## What needs to be done
Locate every line in the records below that contains the word "focus", and copy each one.

(Extracted data entries)
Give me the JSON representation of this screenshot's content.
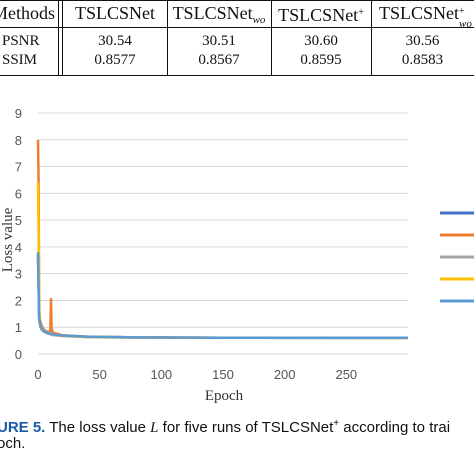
{
  "table": {
    "header_label": "Methods",
    "columns": [
      {
        "base": "TSLCSNet",
        "sup": "",
        "sub": ""
      },
      {
        "base": "TSLCSNet",
        "sup": "",
        "sub": "wo"
      },
      {
        "base": "TSLCSNet",
        "sup": "+",
        "sub": ""
      },
      {
        "base": "TSLCSNet",
        "sup": "+",
        "sub": "wo"
      }
    ],
    "rows": [
      {
        "label": "PSNR",
        "values": [
          "30.54",
          "30.51",
          "30.60",
          "30.56"
        ]
      },
      {
        "label": "SSIM",
        "values": [
          "0.8577",
          "0.8567",
          "0.8595",
          "0.8583"
        ]
      }
    ]
  },
  "caption": {
    "label": "URE 5.",
    "text_before": "The loss value ",
    "var": "L",
    "text_middle": " for five runs of TSLCSNet",
    "sup": "+",
    "text_after": " according to trai",
    "line2": "och."
  },
  "chart_data": {
    "type": "line",
    "xlabel": "Epoch",
    "ylabel": "Loss value",
    "xlim": [
      0,
      300
    ],
    "ylim": [
      0,
      9
    ],
    "xticks": [
      "0",
      "50",
      "100",
      "150",
      "200",
      "250"
    ],
    "yticks": [
      "0",
      "1",
      "2",
      "3",
      "4",
      "5",
      "6",
      "7",
      "8",
      "9"
    ],
    "grid": true,
    "legend_position": "right",
    "series": [
      {
        "color": "#4472c4",
        "x": [
          0,
          1,
          2,
          3,
          5,
          8,
          12,
          20,
          40,
          80,
          150,
          300
        ],
        "y": [
          3.7,
          1.3,
          1.05,
          0.95,
          0.85,
          0.78,
          0.72,
          0.68,
          0.64,
          0.62,
          0.61,
          0.6
        ]
      },
      {
        "color": "#ed7d31",
        "x": [
          0,
          0.5,
          1,
          1.5,
          2,
          3,
          5,
          8,
          10,
          10.5,
          11,
          12,
          20,
          40,
          80,
          150,
          300
        ],
        "y": [
          8.0,
          6.4,
          1.6,
          1.3,
          1.2,
          1.05,
          0.9,
          0.82,
          0.85,
          2.05,
          0.95,
          0.8,
          0.7,
          0.65,
          0.62,
          0.61,
          0.6
        ]
      },
      {
        "color": "#a5a5a5",
        "x": [
          0,
          1,
          2,
          3,
          5,
          8,
          12,
          20,
          40,
          80,
          150,
          300
        ],
        "y": [
          3.5,
          1.25,
          1.0,
          0.9,
          0.82,
          0.76,
          0.71,
          0.67,
          0.63,
          0.61,
          0.6,
          0.6
        ]
      },
      {
        "color": "#ffc000",
        "x": [
          0,
          0.5,
          1,
          1.5,
          2,
          3,
          5,
          8,
          12,
          20,
          40,
          80,
          150,
          300
        ],
        "y": [
          6.4,
          4.5,
          1.7,
          1.3,
          1.1,
          0.98,
          0.88,
          0.8,
          0.73,
          0.68,
          0.64,
          0.62,
          0.61,
          0.6
        ]
      },
      {
        "color": "#5b9bd5",
        "x": [
          0,
          1,
          2,
          3,
          5,
          8,
          12,
          20,
          40,
          80,
          150,
          300
        ],
        "y": [
          3.8,
          1.35,
          1.08,
          0.96,
          0.86,
          0.79,
          0.73,
          0.69,
          0.65,
          0.62,
          0.61,
          0.61
        ]
      }
    ]
  }
}
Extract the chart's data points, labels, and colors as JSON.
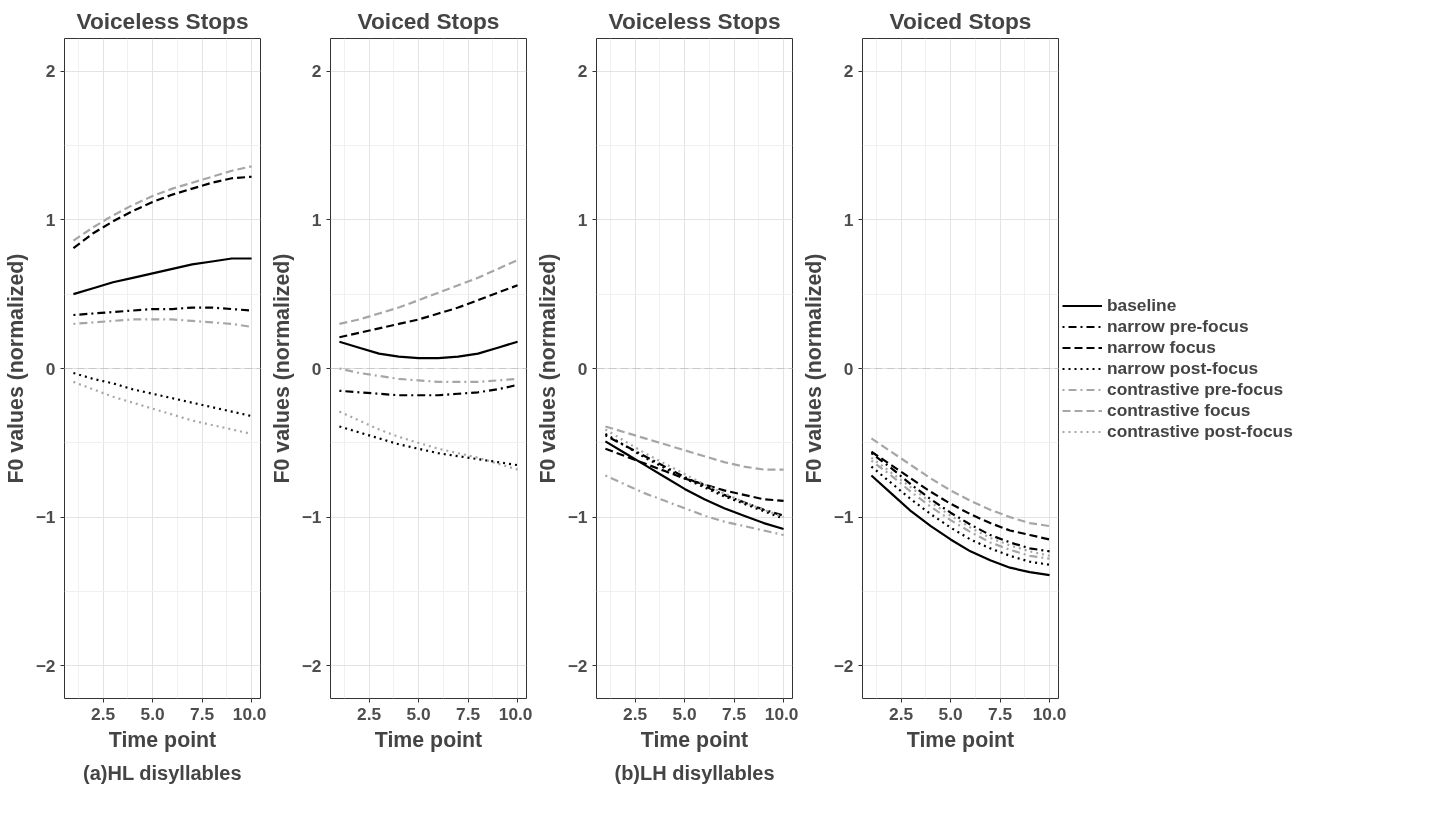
{
  "chart_data": [
    {
      "type": "line",
      "title": "Voiceless Stops",
      "xlabel": "Time point",
      "ylabel": "F0 values (normalized)",
      "annotations": [
        "(a)HL disyllables"
      ],
      "x": [
        1,
        2,
        3,
        4,
        5,
        6,
        7,
        8,
        9,
        10
      ],
      "xlim": [
        0.55,
        10.45
      ],
      "ylim": [
        -2.22,
        2.22
      ],
      "xticks": [
        {
          "value": 2.5,
          "label": "2.5"
        },
        {
          "value": 5,
          "label": "5.0"
        },
        {
          "value": 7.5,
          "label": "7.5"
        },
        {
          "value": 10,
          "label": "10.0"
        }
      ],
      "yticks": [
        -2,
        -1,
        0,
        1,
        2
      ],
      "grid": true,
      "legend": false,
      "ref_lines": [
        {
          "axis": "y",
          "value": 0,
          "color": "#c8c8c8",
          "line_style": "dashed"
        }
      ],
      "series": [
        {
          "color": "#000000",
          "line_style": "solid",
          "values": [
            0.5,
            0.54,
            0.58,
            0.61,
            0.64,
            0.67,
            0.7,
            0.72,
            0.74,
            0.74
          ]
        },
        {
          "color": "#000000",
          "line_style": "dashdot",
          "values": [
            0.36,
            0.37,
            0.38,
            0.39,
            0.4,
            0.4,
            0.41,
            0.41,
            0.4,
            0.39
          ]
        },
        {
          "color": "#000000",
          "line_style": "dashed",
          "values": [
            0.81,
            0.91,
            0.99,
            1.06,
            1.12,
            1.17,
            1.21,
            1.25,
            1.28,
            1.29
          ]
        },
        {
          "color": "#000000",
          "line_style": "dotted",
          "values": [
            -0.03,
            -0.07,
            -0.1,
            -0.14,
            -0.17,
            -0.2,
            -0.23,
            -0.26,
            -0.29,
            -0.32
          ]
        },
        {
          "color": "#a6a6a6",
          "line_style": "dashdot",
          "values": [
            0.3,
            0.31,
            0.32,
            0.33,
            0.33,
            0.33,
            0.32,
            0.31,
            0.3,
            0.28
          ]
        },
        {
          "color": "#a6a6a6",
          "line_style": "dashed",
          "values": [
            0.86,
            0.95,
            1.03,
            1.1,
            1.16,
            1.21,
            1.25,
            1.29,
            1.33,
            1.36
          ]
        },
        {
          "color": "#a6a6a6",
          "line_style": "dotted",
          "values": [
            -0.09,
            -0.14,
            -0.19,
            -0.23,
            -0.27,
            -0.31,
            -0.35,
            -0.38,
            -0.41,
            -0.44
          ]
        }
      ]
    },
    {
      "type": "line",
      "title": "Voiced Stops",
      "xlabel": "Time point",
      "ylabel": "F0 values (normalized)",
      "x": [
        1,
        2,
        3,
        4,
        5,
        6,
        7,
        8,
        9,
        10
      ],
      "xlim": [
        0.55,
        10.45
      ],
      "ylim": [
        -2.22,
        2.22
      ],
      "xticks": [
        {
          "value": 2.5,
          "label": "2.5"
        },
        {
          "value": 5,
          "label": "5.0"
        },
        {
          "value": 7.5,
          "label": "7.5"
        },
        {
          "value": 10,
          "label": "10.0"
        }
      ],
      "yticks": [
        -2,
        -1,
        0,
        1,
        2
      ],
      "grid": true,
      "legend": false,
      "ref_lines": [
        {
          "axis": "y",
          "value": 0,
          "color": "#c8c8c8",
          "line_style": "dashed"
        }
      ],
      "series": [
        {
          "color": "#000000",
          "line_style": "solid",
          "values": [
            0.18,
            0.14,
            0.1,
            0.08,
            0.07,
            0.07,
            0.08,
            0.1,
            0.14,
            0.18
          ]
        },
        {
          "color": "#000000",
          "line_style": "dashdot",
          "values": [
            -0.15,
            -0.16,
            -0.17,
            -0.18,
            -0.18,
            -0.18,
            -0.17,
            -0.16,
            -0.14,
            -0.11
          ]
        },
        {
          "color": "#000000",
          "line_style": "dashed",
          "values": [
            0.21,
            0.24,
            0.27,
            0.3,
            0.33,
            0.37,
            0.41,
            0.46,
            0.51,
            0.56
          ]
        },
        {
          "color": "#000000",
          "line_style": "dotted",
          "values": [
            -0.39,
            -0.43,
            -0.47,
            -0.51,
            -0.54,
            -0.57,
            -0.59,
            -0.61,
            -0.63,
            -0.65
          ]
        },
        {
          "color": "#a6a6a6",
          "line_style": "dashdot",
          "values": [
            0.0,
            -0.03,
            -0.05,
            -0.07,
            -0.08,
            -0.09,
            -0.09,
            -0.09,
            -0.08,
            -0.07
          ]
        },
        {
          "color": "#a6a6a6",
          "line_style": "dashed",
          "values": [
            0.3,
            0.33,
            0.37,
            0.41,
            0.46,
            0.51,
            0.56,
            0.61,
            0.67,
            0.73
          ]
        },
        {
          "color": "#a6a6a6",
          "line_style": "dotted",
          "values": [
            -0.29,
            -0.35,
            -0.41,
            -0.46,
            -0.5,
            -0.54,
            -0.57,
            -0.6,
            -0.64,
            -0.68
          ]
        }
      ]
    },
    {
      "type": "line",
      "title": "Voiceless Stops",
      "xlabel": "Time point",
      "ylabel": "F0 values (normalized)",
      "annotations": [
        "(b)LH disyllables"
      ],
      "x": [
        1,
        2,
        3,
        4,
        5,
        6,
        7,
        8,
        9,
        10
      ],
      "xlim": [
        0.55,
        10.45
      ],
      "ylim": [
        -2.22,
        2.22
      ],
      "xticks": [
        {
          "value": 2.5,
          "label": "2.5"
        },
        {
          "value": 5,
          "label": "5.0"
        },
        {
          "value": 7.5,
          "label": "7.5"
        },
        {
          "value": 10,
          "label": "10.0"
        }
      ],
      "yticks": [
        -2,
        -1,
        0,
        1,
        2
      ],
      "grid": true,
      "legend": false,
      "ref_lines": [
        {
          "axis": "y",
          "value": 0,
          "color": "#c8c8c8",
          "line_style": "dashed"
        }
      ],
      "series": [
        {
          "color": "#000000",
          "line_style": "solid",
          "values": [
            -0.49,
            -0.57,
            -0.65,
            -0.73,
            -0.81,
            -0.88,
            -0.94,
            -0.99,
            -1.04,
            -1.08
          ]
        },
        {
          "color": "#000000",
          "line_style": "dashdot",
          "values": [
            -0.45,
            -0.52,
            -0.59,
            -0.66,
            -0.73,
            -0.79,
            -0.85,
            -0.9,
            -0.95,
            -0.99
          ]
        },
        {
          "color": "#000000",
          "line_style": "dashed",
          "values": [
            -0.54,
            -0.59,
            -0.64,
            -0.69,
            -0.74,
            -0.78,
            -0.82,
            -0.85,
            -0.88,
            -0.89
          ]
        },
        {
          "color": "#000000",
          "line_style": "dotted",
          "values": [
            -0.44,
            -0.52,
            -0.6,
            -0.67,
            -0.74,
            -0.8,
            -0.86,
            -0.91,
            -0.96,
            -1.01
          ]
        },
        {
          "color": "#a6a6a6",
          "line_style": "dashdot",
          "values": [
            -0.72,
            -0.78,
            -0.84,
            -0.89,
            -0.94,
            -0.99,
            -1.03,
            -1.06,
            -1.09,
            -1.12
          ]
        },
        {
          "color": "#a6a6a6",
          "line_style": "dashed",
          "values": [
            -0.39,
            -0.43,
            -0.47,
            -0.51,
            -0.55,
            -0.59,
            -0.63,
            -0.66,
            -0.68,
            -0.68
          ]
        },
        {
          "color": "#a6a6a6",
          "line_style": "dotted",
          "values": [
            -0.41,
            -0.49,
            -0.57,
            -0.64,
            -0.71,
            -0.78,
            -0.84,
            -0.9,
            -0.95,
            -1.0
          ]
        }
      ]
    },
    {
      "type": "line",
      "title": "Voiced Stops",
      "xlabel": "Time point",
      "ylabel": "F0 values (normalized)",
      "x": [
        1,
        2,
        3,
        4,
        5,
        6,
        7,
        8,
        9,
        10
      ],
      "xlim": [
        0.55,
        10.45
      ],
      "ylim": [
        -2.22,
        2.22
      ],
      "xticks": [
        {
          "value": 2.5,
          "label": "2.5"
        },
        {
          "value": 5,
          "label": "5.0"
        },
        {
          "value": 7.5,
          "label": "7.5"
        },
        {
          "value": 10,
          "label": "10.0"
        }
      ],
      "yticks": [
        -2,
        -1,
        0,
        1,
        2
      ],
      "grid": true,
      "legend": "right",
      "ref_lines": [
        {
          "axis": "y",
          "value": 0,
          "color": "#c8c8c8",
          "line_style": "dashed"
        }
      ],
      "series": [
        {
          "name": "baseline",
          "color": "#000000",
          "line_style": "solid",
          "values": [
            -0.72,
            -0.84,
            -0.96,
            -1.06,
            -1.15,
            -1.23,
            -1.29,
            -1.34,
            -1.37,
            -1.39
          ]
        },
        {
          "name": "narrow pre-focus",
          "color": "#000000",
          "line_style": "dashdot",
          "values": [
            -0.57,
            -0.67,
            -0.78,
            -0.88,
            -0.97,
            -1.05,
            -1.12,
            -1.17,
            -1.21,
            -1.23
          ]
        },
        {
          "name": "narrow focus",
          "color": "#000000",
          "line_style": "dashed",
          "values": [
            -0.56,
            -0.65,
            -0.74,
            -0.83,
            -0.91,
            -0.98,
            -1.04,
            -1.09,
            -1.12,
            -1.15
          ]
        },
        {
          "name": "narrow post-focus",
          "color": "#000000",
          "line_style": "dotted",
          "values": [
            -0.66,
            -0.77,
            -0.88,
            -0.98,
            -1.07,
            -1.15,
            -1.21,
            -1.26,
            -1.3,
            -1.32
          ]
        },
        {
          "name": "contrastive pre-focus",
          "color": "#a6a6a6",
          "line_style": "dashdot",
          "values": [
            -0.62,
            -0.72,
            -0.83,
            -0.93,
            -1.02,
            -1.1,
            -1.17,
            -1.22,
            -1.26,
            -1.28
          ]
        },
        {
          "name": "contrastive focus",
          "color": "#a6a6a6",
          "line_style": "dashed",
          "values": [
            -0.47,
            -0.56,
            -0.65,
            -0.74,
            -0.82,
            -0.89,
            -0.95,
            -1.0,
            -1.04,
            -1.06
          ]
        },
        {
          "name": "contrastive post-focus",
          "color": "#a6a6a6",
          "line_style": "dotted",
          "values": [
            -0.6,
            -0.7,
            -0.8,
            -0.9,
            -0.99,
            -1.07,
            -1.14,
            -1.19,
            -1.23,
            -1.26
          ]
        }
      ]
    }
  ]
}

## Answer to this task
          "name": "narrow pre-focus",
          "name": "narrow focus",
          "name": "narrow post-focus",
          "name": "contrastive pre-focus",
          "name": "contrastive focus",
          "name": "contrastive post-focus",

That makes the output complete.